───── EXTRACTED MATERIAL ─────
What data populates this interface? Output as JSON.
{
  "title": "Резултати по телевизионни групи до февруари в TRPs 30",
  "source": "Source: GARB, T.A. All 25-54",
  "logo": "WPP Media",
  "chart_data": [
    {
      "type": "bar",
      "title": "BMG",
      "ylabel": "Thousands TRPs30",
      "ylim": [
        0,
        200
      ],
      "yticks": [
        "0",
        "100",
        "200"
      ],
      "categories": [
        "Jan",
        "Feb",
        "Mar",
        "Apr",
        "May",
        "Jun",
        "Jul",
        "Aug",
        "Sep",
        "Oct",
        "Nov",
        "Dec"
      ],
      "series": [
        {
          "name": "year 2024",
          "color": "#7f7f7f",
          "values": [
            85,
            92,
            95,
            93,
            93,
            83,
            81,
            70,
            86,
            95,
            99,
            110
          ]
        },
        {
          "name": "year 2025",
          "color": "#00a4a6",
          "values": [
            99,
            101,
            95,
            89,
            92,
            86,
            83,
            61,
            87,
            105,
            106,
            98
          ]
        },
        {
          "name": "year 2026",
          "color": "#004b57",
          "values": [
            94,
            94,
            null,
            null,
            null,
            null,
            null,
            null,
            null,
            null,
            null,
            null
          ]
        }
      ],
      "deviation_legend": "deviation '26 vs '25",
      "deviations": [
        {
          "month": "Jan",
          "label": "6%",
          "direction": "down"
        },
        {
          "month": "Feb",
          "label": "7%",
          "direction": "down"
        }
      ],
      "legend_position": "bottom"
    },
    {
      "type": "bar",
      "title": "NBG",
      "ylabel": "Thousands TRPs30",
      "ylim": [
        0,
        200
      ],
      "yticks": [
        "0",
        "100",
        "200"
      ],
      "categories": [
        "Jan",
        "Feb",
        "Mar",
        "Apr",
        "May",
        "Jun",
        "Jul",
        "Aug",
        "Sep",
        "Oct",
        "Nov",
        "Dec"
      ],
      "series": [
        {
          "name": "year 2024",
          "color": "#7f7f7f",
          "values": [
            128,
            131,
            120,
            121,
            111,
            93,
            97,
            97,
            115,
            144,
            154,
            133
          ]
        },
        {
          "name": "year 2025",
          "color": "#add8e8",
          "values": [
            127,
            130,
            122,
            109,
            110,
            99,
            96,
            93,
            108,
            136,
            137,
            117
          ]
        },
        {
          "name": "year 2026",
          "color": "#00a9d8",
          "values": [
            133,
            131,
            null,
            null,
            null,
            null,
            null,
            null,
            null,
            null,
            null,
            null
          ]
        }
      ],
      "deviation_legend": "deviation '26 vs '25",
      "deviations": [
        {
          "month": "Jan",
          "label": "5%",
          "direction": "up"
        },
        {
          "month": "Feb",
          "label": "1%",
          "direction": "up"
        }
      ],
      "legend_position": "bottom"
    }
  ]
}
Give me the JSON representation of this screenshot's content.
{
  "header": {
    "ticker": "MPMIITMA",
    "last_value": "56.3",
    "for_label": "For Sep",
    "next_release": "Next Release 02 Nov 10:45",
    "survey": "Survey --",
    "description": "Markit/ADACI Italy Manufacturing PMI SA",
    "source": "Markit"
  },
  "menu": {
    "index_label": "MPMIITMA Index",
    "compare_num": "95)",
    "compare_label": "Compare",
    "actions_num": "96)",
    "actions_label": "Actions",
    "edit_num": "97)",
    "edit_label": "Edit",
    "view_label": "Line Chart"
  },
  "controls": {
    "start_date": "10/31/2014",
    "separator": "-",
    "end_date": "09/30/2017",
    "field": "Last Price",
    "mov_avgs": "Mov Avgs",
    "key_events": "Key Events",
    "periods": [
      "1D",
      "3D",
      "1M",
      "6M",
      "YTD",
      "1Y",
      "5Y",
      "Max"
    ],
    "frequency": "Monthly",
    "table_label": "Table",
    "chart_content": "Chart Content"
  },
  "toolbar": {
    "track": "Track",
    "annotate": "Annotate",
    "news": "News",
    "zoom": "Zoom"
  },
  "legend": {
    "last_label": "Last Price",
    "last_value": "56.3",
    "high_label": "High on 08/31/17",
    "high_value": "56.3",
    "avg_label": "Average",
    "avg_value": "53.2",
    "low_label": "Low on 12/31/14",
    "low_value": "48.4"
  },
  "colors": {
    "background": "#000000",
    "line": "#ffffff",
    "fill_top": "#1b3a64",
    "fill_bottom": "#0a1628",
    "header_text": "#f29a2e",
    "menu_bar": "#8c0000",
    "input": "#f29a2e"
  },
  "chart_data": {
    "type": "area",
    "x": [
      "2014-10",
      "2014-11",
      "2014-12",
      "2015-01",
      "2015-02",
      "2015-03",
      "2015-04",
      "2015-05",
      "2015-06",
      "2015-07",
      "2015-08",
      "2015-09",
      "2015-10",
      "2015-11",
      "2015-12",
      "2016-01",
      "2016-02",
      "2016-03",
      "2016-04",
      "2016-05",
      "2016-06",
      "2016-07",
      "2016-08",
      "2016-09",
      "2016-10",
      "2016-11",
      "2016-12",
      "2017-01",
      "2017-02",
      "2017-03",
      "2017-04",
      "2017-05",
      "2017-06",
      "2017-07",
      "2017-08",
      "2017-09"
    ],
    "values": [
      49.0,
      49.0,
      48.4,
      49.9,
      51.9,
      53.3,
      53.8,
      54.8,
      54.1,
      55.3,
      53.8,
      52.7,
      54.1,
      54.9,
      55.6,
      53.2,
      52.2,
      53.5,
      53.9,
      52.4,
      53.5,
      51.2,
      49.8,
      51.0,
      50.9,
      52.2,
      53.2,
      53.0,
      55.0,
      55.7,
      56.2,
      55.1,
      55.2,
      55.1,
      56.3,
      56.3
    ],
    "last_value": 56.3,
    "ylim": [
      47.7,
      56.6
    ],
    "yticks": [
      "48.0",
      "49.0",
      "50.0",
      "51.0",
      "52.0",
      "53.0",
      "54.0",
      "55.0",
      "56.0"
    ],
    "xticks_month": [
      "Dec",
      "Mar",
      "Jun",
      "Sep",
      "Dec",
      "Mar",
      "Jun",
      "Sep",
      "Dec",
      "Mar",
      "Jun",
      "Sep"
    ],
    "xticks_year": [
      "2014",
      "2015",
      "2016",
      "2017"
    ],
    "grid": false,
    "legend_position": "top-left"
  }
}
─────
DESCRIPTION OF THE TASK: Without omitting anything, output the entries exactly.

SOLUTION FOR THIS PROBLEM:
What data populates this interface? Output as JSON.
{
  "title": "Резултати по телевизионни групи до февруари в TRPs 30",
  "source": "Source: GARB, T.A. All 25-54",
  "logo": "WPP Media",
  "chart_data": [
    {
      "type": "bar",
      "title": "BMG",
      "ylabel": "Thousands TRPs30",
      "ylim": [
        0,
        200
      ],
      "yticks": [
        "0",
        "100",
        "200"
      ],
      "categories": [
        "Jan",
        "Feb",
        "Mar",
        "Apr",
        "May",
        "Jun",
        "Jul",
        "Aug",
        "Sep",
        "Oct",
        "Nov",
        "Dec"
      ],
      "series": [
        {
          "name": "year 2024",
          "color": "#7f7f7f",
          "values": [
            85,
            92,
            95,
            93,
            93,
            83,
            81,
            70,
            86,
            95,
            99,
            110
          ]
        },
        {
          "name": "year 2025",
          "color": "#00a4a6",
          "values": [
            99,
            101,
            95,
            89,
            92,
            86,
            83,
            61,
            87,
            105,
            106,
            98
          ]
        },
        {
          "name": "year 2026",
          "color": "#004b57",
          "values": [
            94,
            94,
            null,
            null,
            null,
            null,
            null,
            null,
            null,
            null,
            null,
            null
          ]
        }
      ],
      "deviation_legend": "deviation '26 vs '25",
      "deviations": [
        {
          "month": "Jan",
          "label": "6%",
          "direction": "down"
        },
        {
          "month": "Feb",
          "label": "7%",
          "direction": "down"
        }
      ],
      "legend_position": "bottom"
    },
    {
      "type": "bar",
      "title": "NBG",
      "ylabel": "Thousands TRPs30",
      "ylim": [
        0,
        200
      ],
      "yticks": [
        "0",
        "100",
        "200"
      ],
      "categories": [
        "Jan",
        "Feb",
        "Mar",
        "Apr",
        "May",
        "Jun",
        "Jul",
        "Aug",
        "Sep",
        "Oct",
        "Nov",
        "Dec"
      ],
      "series": [
        {
          "name": "year 2024",
          "color": "#7f7f7f",
          "values": [
            128,
            131,
            120,
            121,
            111,
            93,
            97,
            97,
            115,
            144,
            154,
            133
          ]
        },
        {
          "name": "year 2025",
          "color": "#add8e8",
          "values": [
            127,
            130,
            122,
            109,
            110,
            99,
            96,
            93,
            108,
            136,
            137,
            117
          ]
        },
        {
          "name": "year 2026",
          "color": "#00a9d8",
          "values": [
            133,
            131,
            null,
            null,
            null,
            null,
            null,
            null,
            null,
            null,
            null,
            null
          ]
        }
      ],
      "deviation_legend": "deviation '26 vs '25",
      "deviations": [
        {
          "month": "Jan",
          "label": "5%",
          "direction": "up"
        },
        {
          "month": "Feb",
          "label": "1%",
          "direction": "up"
        }
      ],
      "legend_position": "bottom"
    }
  ]
}
Give me the JSON representation of this screenshot's content.
{
  "header": {
    "ticker": "MPMIITMA",
    "last_value": "56.3",
    "for_label": "For Sep",
    "next_release": "Next Release 02 Nov 10:45",
    "survey": "Survey --",
    "description": "Markit/ADACI Italy Manufacturing PMI SA",
    "source": "Markit"
  },
  "menu": {
    "index_label": "MPMIITMA Index",
    "compare_num": "95)",
    "compare_label": "Compare",
    "actions_num": "96)",
    "actions_label": "Actions",
    "edit_num": "97)",
    "edit_label": "Edit",
    "view_label": "Line Chart"
  },
  "controls": {
    "start_date": "10/31/2014",
    "separator": "-",
    "end_date": "09/30/2017",
    "field": "Last Price",
    "mov_avgs": "Mov Avgs",
    "key_events": "Key Events",
    "periods": [
      "1D",
      "3D",
      "1M",
      "6M",
      "YTD",
      "1Y",
      "5Y",
      "Max"
    ],
    "frequency": "Monthly",
    "table_label": "Table",
    "chart_content": "Chart Content"
  },
  "toolbar": {
    "track": "Track",
    "annotate": "Annotate",
    "news": "News",
    "zoom": "Zoom"
  },
  "legend": {
    "last_label": "Last Price",
    "last_value": "56.3",
    "high_label": "High on 08/31/17",
    "high_value": "56.3",
    "avg_label": "Average",
    "avg_value": "53.2",
    "low_label": "Low on 12/31/14",
    "low_value": "48.4"
  },
  "colors": {
    "background": "#000000",
    "line": "#ffffff",
    "fill_top": "#1b3a64",
    "fill_bottom": "#0a1628",
    "header_text": "#f29a2e",
    "menu_bar": "#8c0000",
    "input": "#f29a2e"
  },
  "chart_data": {
    "type": "area",
    "x": [
      "2014-10",
      "2014-11",
      "2014-12",
      "2015-01",
      "2015-02",
      "2015-03",
      "2015-04",
      "2015-05",
      "2015-06",
      "2015-07",
      "2015-08",
      "2015-09",
      "2015-10",
      "2015-11",
      "2015-12",
      "2016-01",
      "2016-02",
      "2016-03",
      "2016-04",
      "2016-05",
      "2016-06",
      "2016-07",
      "2016-08",
      "2016-09",
      "2016-10",
      "2016-11",
      "2016-12",
      "2017-01",
      "2017-02",
      "2017-03",
      "2017-04",
      "2017-05",
      "2017-06",
      "2017-07",
      "2017-08",
      "2017-09"
    ],
    "values": [
      49.0,
      49.0,
      48.4,
      49.9,
      51.9,
      53.3,
      53.8,
      54.8,
      54.1,
      55.3,
      53.8,
      52.7,
      54.1,
      54.9,
      55.6,
      53.2,
      52.2,
      53.5,
      53.9,
      52.4,
      53.5,
      51.2,
      49.8,
      51.0,
      50.9,
      52.2,
      53.2,
      53.0,
      55.0,
      55.7,
      56.2,
      55.1,
      55.2,
      55.1,
      56.3,
      56.3
    ],
    "last_value": 56.3,
    "ylim": [
      47.7,
      56.6
    ],
    "yticks": [
      "48.0",
      "49.0",
      "50.0",
      "51.0",
      "52.0",
      "53.0",
      "54.0",
      "55.0",
      "56.0"
    ],
    "xticks_month": [
      "Dec",
      "Mar",
      "Jun",
      "Sep",
      "Dec",
      "Mar",
      "Jun",
      "Sep",
      "Dec",
      "Mar",
      "Jun",
      "Sep"
    ],
    "xticks_year": [
      "2014",
      "2015",
      "2016",
      "2017"
    ],
    "grid": false,
    "legend_position": "top-left"
  }
}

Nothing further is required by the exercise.